--- start of Provided material ---
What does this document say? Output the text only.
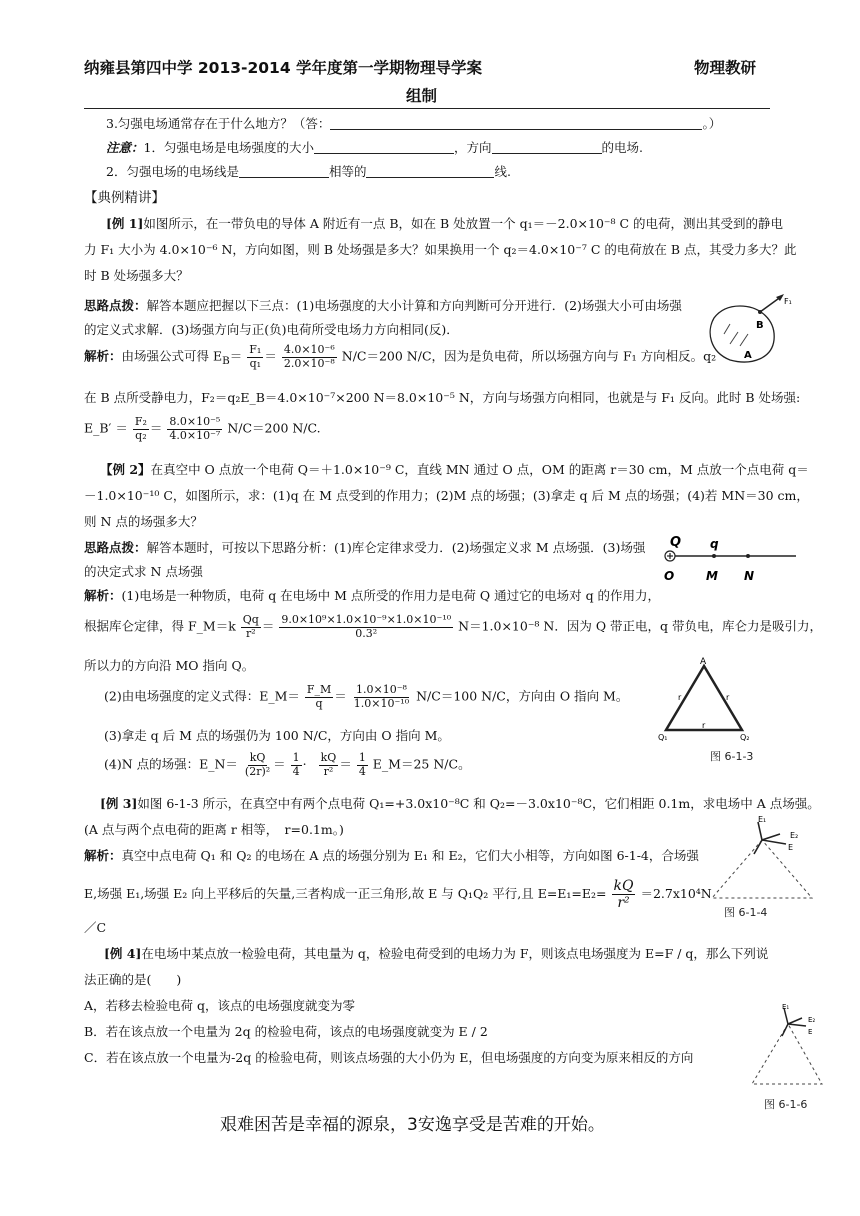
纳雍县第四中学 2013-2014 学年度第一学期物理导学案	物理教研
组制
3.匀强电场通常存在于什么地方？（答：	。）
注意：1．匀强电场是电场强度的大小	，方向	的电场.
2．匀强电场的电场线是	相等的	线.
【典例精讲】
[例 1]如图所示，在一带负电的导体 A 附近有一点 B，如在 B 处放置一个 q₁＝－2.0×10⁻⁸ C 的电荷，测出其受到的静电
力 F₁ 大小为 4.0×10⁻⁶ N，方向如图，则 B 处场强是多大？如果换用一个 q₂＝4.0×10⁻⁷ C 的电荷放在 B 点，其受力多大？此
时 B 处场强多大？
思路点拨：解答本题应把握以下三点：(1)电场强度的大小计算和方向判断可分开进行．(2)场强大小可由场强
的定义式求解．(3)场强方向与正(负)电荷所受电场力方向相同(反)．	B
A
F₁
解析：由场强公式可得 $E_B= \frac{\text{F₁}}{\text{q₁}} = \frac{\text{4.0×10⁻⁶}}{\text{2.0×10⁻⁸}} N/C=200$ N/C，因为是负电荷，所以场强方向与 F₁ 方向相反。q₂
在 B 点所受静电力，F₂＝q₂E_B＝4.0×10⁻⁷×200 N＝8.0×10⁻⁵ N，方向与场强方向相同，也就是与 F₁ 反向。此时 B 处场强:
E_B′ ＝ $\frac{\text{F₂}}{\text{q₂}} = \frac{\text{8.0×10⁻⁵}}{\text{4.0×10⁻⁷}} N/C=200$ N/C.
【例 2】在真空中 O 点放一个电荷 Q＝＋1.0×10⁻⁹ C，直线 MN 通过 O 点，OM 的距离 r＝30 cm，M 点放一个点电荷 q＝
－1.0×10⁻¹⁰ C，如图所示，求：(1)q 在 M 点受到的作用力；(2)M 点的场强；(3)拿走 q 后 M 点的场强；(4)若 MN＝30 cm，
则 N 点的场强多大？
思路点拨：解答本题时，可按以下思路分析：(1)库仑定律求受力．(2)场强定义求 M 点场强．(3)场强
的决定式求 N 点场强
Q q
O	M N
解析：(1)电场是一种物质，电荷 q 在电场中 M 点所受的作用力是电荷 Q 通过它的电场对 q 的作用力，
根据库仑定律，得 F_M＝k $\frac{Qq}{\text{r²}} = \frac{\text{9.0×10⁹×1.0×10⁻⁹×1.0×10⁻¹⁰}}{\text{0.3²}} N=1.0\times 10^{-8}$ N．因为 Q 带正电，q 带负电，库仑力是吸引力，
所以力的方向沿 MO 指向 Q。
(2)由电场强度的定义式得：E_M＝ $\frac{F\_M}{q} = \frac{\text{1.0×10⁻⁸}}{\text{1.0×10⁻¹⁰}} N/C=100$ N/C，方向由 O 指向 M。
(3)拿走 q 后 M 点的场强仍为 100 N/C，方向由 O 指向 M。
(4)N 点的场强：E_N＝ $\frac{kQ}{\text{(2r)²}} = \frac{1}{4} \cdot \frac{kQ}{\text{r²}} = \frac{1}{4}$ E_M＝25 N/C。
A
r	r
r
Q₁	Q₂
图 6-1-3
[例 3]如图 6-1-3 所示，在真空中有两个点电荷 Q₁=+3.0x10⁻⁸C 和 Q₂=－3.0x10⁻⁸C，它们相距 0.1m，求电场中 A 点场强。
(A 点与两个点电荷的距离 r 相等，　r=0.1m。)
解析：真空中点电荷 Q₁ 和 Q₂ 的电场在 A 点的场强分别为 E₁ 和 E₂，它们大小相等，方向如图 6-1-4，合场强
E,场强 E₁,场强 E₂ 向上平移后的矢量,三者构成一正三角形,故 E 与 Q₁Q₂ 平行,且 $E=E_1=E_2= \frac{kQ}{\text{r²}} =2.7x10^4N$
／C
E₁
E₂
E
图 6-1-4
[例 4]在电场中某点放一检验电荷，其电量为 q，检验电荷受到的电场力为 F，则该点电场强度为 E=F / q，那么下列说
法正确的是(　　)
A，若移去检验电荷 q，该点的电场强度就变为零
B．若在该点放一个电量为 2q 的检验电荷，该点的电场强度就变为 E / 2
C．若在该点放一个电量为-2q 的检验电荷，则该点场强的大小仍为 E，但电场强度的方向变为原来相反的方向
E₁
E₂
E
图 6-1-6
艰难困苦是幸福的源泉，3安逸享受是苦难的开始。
--- end of Provided material ---
Exercise requirements:
Scan the records above for the string "如图所示", then select every line that holds it.

Exercise answer:
[例 1]如图所示，在一带负电的导体 A 附近有一点 B，如在 B 处放置一个 q₁＝－2.0×10⁻⁸ C 的电荷，测出其受到的静电
－1.0×10⁻¹⁰ C，如图所示，求：(1)q 在 M 点受到的作用力；(2)M 点的场强；(3)拿走 q 后 M 点的场强；(4)若 MN＝30 cm，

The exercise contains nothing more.